> [WHAT IS BEING ASKED]: Print all of the data exactly as written.
— start EXTRACTED RECORDS —
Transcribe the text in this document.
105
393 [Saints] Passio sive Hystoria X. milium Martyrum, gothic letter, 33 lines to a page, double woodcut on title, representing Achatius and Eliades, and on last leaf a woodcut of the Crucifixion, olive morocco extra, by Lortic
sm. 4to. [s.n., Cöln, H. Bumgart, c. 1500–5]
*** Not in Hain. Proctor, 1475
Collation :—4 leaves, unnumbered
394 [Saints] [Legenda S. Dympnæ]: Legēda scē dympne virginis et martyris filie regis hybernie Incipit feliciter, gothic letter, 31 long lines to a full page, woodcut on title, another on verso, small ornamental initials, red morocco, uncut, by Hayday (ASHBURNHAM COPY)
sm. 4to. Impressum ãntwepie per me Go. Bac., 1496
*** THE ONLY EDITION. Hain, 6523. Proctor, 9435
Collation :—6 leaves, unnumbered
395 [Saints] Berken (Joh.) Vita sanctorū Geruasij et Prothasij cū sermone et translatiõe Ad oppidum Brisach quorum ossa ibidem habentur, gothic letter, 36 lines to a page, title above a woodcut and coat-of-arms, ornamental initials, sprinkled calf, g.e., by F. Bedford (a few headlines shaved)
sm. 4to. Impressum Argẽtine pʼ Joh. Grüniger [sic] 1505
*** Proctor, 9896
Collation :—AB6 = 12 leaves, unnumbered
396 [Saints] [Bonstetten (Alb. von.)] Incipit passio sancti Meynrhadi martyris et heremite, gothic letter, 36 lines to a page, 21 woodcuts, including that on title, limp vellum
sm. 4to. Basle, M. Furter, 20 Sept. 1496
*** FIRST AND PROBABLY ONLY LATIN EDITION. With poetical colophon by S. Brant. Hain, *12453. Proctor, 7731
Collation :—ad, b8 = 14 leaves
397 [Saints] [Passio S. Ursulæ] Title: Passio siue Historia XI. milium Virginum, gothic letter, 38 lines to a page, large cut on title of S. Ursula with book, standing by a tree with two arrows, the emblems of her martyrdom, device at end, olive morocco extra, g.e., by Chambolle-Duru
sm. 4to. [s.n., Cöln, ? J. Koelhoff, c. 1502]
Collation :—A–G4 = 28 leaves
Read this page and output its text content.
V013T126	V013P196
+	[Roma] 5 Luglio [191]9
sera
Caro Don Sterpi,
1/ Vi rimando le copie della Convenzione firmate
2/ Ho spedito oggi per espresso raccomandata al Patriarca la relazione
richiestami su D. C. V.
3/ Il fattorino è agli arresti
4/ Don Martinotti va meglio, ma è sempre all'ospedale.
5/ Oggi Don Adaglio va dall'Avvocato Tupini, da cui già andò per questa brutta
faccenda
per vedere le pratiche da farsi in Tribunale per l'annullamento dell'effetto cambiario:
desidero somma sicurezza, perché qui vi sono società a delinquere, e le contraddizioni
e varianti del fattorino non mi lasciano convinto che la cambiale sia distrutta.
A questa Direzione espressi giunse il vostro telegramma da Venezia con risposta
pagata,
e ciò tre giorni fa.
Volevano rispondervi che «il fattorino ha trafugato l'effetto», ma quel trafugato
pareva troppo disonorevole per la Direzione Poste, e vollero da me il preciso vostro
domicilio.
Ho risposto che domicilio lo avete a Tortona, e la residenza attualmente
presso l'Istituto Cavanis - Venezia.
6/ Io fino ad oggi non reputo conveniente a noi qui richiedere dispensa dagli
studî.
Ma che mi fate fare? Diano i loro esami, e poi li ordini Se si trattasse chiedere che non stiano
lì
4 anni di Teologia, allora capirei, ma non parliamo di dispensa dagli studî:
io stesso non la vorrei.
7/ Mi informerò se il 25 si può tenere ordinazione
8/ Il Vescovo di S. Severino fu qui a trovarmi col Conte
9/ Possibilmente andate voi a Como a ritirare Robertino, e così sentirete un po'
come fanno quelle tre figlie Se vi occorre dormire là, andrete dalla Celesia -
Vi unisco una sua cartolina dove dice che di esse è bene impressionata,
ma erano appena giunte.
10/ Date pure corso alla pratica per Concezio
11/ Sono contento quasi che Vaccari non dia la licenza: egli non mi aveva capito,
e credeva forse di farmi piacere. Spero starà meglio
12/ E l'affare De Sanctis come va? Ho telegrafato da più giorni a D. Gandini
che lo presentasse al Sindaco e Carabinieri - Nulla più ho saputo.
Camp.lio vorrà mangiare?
— end EXTRACTED RECORDS —
> [TASK OUTPUT]:
Transcribe the text in this document.
105
393 [Saints] Passio sive Hystoria X. milium Martyrum, gothic letter, 33 lines to a page, double woodcut on title, representing Achatius and Eliades, and on last leaf a woodcut of the Crucifixion, olive morocco extra, by Lortic
sm. 4to. [s.n., Cöln, H. Bumgart, c. 1500–5]
*** Not in Hain. Proctor, 1475
Collation :—4 leaves, unnumbered
394 [Saints] [Legenda S. Dympnæ]: Legēda scē dympne virginis et martyris filie regis hybernie Incipit feliciter, gothic letter, 31 long lines to a full page, woodcut on title, another on verso, small ornamental initials, red morocco, uncut, by Hayday (ASHBURNHAM COPY)
sm. 4to. Impressum ãntwepie per me Go. Bac., 1496
*** THE ONLY EDITION. Hain, 6523. Proctor, 9435
Collation :—6 leaves, unnumbered
395 [Saints] Berken (Joh.) Vita sanctorū Geruasij et Prothasij cū sermone et translatiõe Ad oppidum Brisach quorum ossa ibidem habentur, gothic letter, 36 lines to a page, title above a woodcut and coat-of-arms, ornamental initials, sprinkled calf, g.e., by F. Bedford (a few headlines shaved)
sm. 4to. Impressum Argẽtine pʼ Joh. Grüniger [sic] 1505
*** Proctor, 9896
Collation :—AB6 = 12 leaves, unnumbered
396 [Saints] [Bonstetten (Alb. von.)] Incipit passio sancti Meynrhadi martyris et heremite, gothic letter, 36 lines to a page, 21 woodcuts, including that on title, limp vellum
sm. 4to. Basle, M. Furter, 20 Sept. 1496
*** FIRST AND PROBABLY ONLY LATIN EDITION. With poetical colophon by S. Brant. Hain, *12453. Proctor, 7731
Collation :—ad, b8 = 14 leaves
397 [Saints] [Passio S. Ursulæ] Title: Passio siue Historia XI. milium Virginum, gothic letter, 38 lines to a page, large cut on title of S. Ursula with book, standing by a tree with two arrows, the emblems of her martyrdom, device at end, olive morocco extra, g.e., by Chambolle-Duru
sm. 4to. [s.n., Cöln, ? J. Koelhoff, c. 1502]
Collation :—A–G4 = 28 leaves
Read this page and output its text content.
V013T126	V013P196
+	[Roma] 5 Luglio [191]9
sera
Caro Don Sterpi,
1/ Vi rimando le copie della Convenzione firmate
2/ Ho spedito oggi per espresso raccomandata al Patriarca la relazione
richiestami su D. C. V.
3/ Il fattorino è agli arresti
4/ Don Martinotti va meglio, ma è sempre all'ospedale.
5/ Oggi Don Adaglio va dall'Avvocato Tupini, da cui già andò per questa brutta
faccenda
per vedere le pratiche da farsi in Tribunale per l'annullamento dell'effetto cambiario:
desidero somma sicurezza, perché qui vi sono società a delinquere, e le contraddizioni
e varianti del fattorino non mi lasciano convinto che la cambiale sia distrutta.
A questa Direzione espressi giunse il vostro telegramma da Venezia con risposta
pagata,
e ciò tre giorni fa.
Volevano rispondervi che «il fattorino ha trafugato l'effetto», ma quel trafugato
pareva troppo disonorevole per la Direzione Poste, e vollero da me il preciso vostro
domicilio.
Ho risposto che domicilio lo avete a Tortona, e la residenza attualmente
presso l'Istituto Cavanis - Venezia.
6/ Io fino ad oggi non reputo conveniente a noi qui richiedere dispensa dagli
studî.
Ma che mi fate fare? Diano i loro esami, e poi li ordini Se si trattasse chiedere che non stiano
lì
4 anni di Teologia, allora capirei, ma non parliamo di dispensa dagli studî:
io stesso non la vorrei.
7/ Mi informerò se il 25 si può tenere ordinazione
8/ Il Vescovo di S. Severino fu qui a trovarmi col Conte
9/ Possibilmente andate voi a Como a ritirare Robertino, e così sentirete un po'
come fanno quelle tre figlie Se vi occorre dormire là, andrete dalla Celesia -
Vi unisco una sua cartolina dove dice che di esse è bene impressionata,
ma erano appena giunte.
10/ Date pure corso alla pratica per Concezio
11/ Sono contento quasi che Vaccari non dia la licenza: egli non mi aveva capito,
e credeva forse di farmi piacere. Spero starà meglio
12/ E l'affare De Sanctis come va? Ho telegrafato da più giorni a D. Gandini
che lo presentasse al Sindaco e Carabinieri - Nulla più ho saputo.
Camp.lio vorrà mangiare?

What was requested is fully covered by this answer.